Source material
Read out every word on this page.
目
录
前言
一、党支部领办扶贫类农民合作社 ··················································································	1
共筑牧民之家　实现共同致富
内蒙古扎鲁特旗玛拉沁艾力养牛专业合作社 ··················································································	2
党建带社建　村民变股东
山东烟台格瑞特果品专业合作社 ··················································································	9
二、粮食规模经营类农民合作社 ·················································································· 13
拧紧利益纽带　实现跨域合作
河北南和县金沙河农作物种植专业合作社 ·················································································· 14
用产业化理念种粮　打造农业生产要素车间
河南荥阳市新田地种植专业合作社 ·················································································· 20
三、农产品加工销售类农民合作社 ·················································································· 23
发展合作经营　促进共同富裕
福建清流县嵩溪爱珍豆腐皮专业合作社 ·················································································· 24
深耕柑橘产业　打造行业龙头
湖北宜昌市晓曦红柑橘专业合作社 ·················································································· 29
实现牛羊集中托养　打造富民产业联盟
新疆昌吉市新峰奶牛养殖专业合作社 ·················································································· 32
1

Your objective
Write the material out again in its entirety, exactly as shown.

Correct result
Read out every word on this page.
目
录
前言
一、党支部领办扶贫类农民合作社 ··················································································	1
共筑牧民之家　实现共同致富
内蒙古扎鲁特旗玛拉沁艾力养牛专业合作社 ··················································································	2
党建带社建　村民变股东
山东烟台格瑞特果品专业合作社 ··················································································	9
二、粮食规模经营类农民合作社 ·················································································· 13
拧紧利益纽带　实现跨域合作
河北南和县金沙河农作物种植专业合作社 ·················································································· 14
用产业化理念种粮　打造农业生产要素车间
河南荥阳市新田地种植专业合作社 ·················································································· 20
三、农产品加工销售类农民合作社 ·················································································· 23
发展合作经营　促进共同富裕
福建清流县嵩溪爱珍豆腐皮专业合作社 ·················································································· 24
深耕柑橘产业　打造行业龙头
湖北宜昌市晓曦红柑橘专业合作社 ·················································································· 29
实现牛羊集中托养　打造富民产业联盟
新疆昌吉市新峰奶牛养殖专业合作社 ·················································································· 32
1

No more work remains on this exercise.